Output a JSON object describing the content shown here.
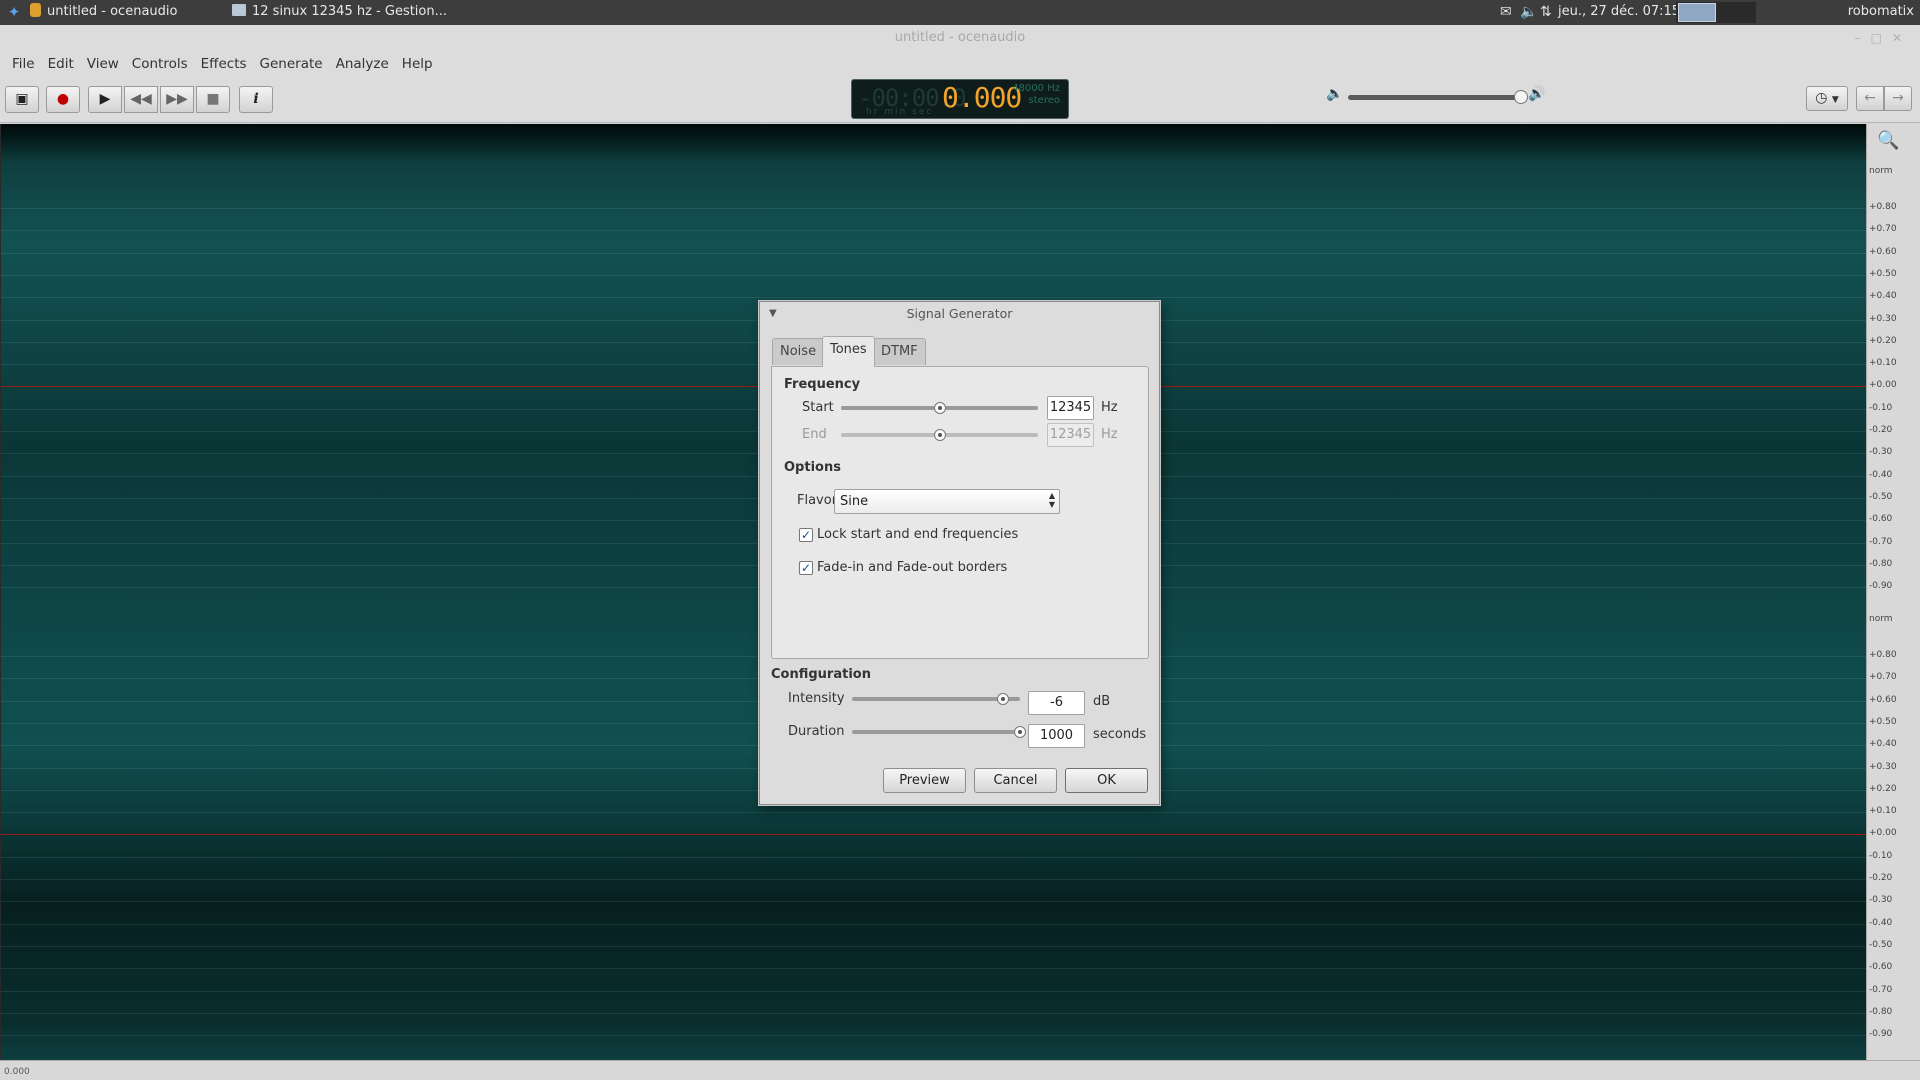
{
  "system_panel": {
    "task1_title": "untitled - ocenaudio",
    "task2_title": "12 sinux 12345 hz - Gestion...",
    "clock": "jeu., 27 déc.  07:15",
    "username": "robomatix"
  },
  "window": {
    "title": "untitled - ocenaudio",
    "menu": [
      "File",
      "Edit",
      "View",
      "Controls",
      "Effects",
      "Generate",
      "Analyze",
      "Help"
    ]
  },
  "time_display": {
    "ghost": "-00:00:0",
    "value": "0.000",
    "units": "hr  min  sec",
    "sample_rate": "48000 Hz",
    "channels": "stereo"
  },
  "waveform": {
    "start_time": "0.000",
    "channel1_scale": [
      "norm",
      "+0.80",
      "+0.70",
      "+0.60",
      "+0.50",
      "+0.40",
      "+0.30",
      "+0.20",
      "+0.10",
      "+0.00",
      "-0.10",
      "-0.20",
      "-0.30",
      "-0.40",
      "-0.50",
      "-0.60",
      "-0.70",
      "-0.80",
      "-0.90"
    ],
    "channel2_scale": [
      "norm",
      "+0.80",
      "+0.70",
      "+0.60",
      "+0.50",
      "+0.40",
      "+0.30",
      "+0.20",
      "+0.10",
      "+0.00",
      "-0.10",
      "-0.20",
      "-0.30",
      "-0.40",
      "-0.50",
      "-0.60",
      "-0.70",
      "-0.80",
      "-0.90"
    ]
  },
  "dialog": {
    "title": "Signal Generator",
    "tabs": [
      "Noise",
      "Tones",
      "DTMF"
    ],
    "active_tab": "Tones",
    "frequency": {
      "title": "Frequency",
      "start_label": "Start",
      "start_value": "12345",
      "start_unit": "Hz",
      "start_slider_fraction": 0.5,
      "end_label": "End",
      "end_value": "12345",
      "end_unit": "Hz",
      "end_slider_fraction": 0.5
    },
    "options": {
      "title": "Options",
      "flavor_label": "Flavor",
      "flavor_value": "Sine",
      "lock_label": "Lock start and end frequencies",
      "lock_checked": true,
      "fade_label": "Fade-in and Fade-out borders",
      "fade_checked": true
    },
    "configuration": {
      "title": "Configuration",
      "intensity_label": "Intensity",
      "intensity_value": "-6",
      "intensity_unit": "dB",
      "intensity_slider_fraction": 0.9,
      "duration_label": "Duration",
      "duration_value": "1000",
      "duration_unit": "seconds",
      "duration_slider_fraction": 1.0
    },
    "buttons": {
      "preview": "Preview",
      "cancel": "Cancel",
      "ok": "OK"
    }
  }
}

**To do**
Search the lines above for the string "ocenaudio", then show every one that has it.

**Response to the exercise**
    "task1_title": "untitled - ocenaudio",
    "title": "untitled - ocenaudio",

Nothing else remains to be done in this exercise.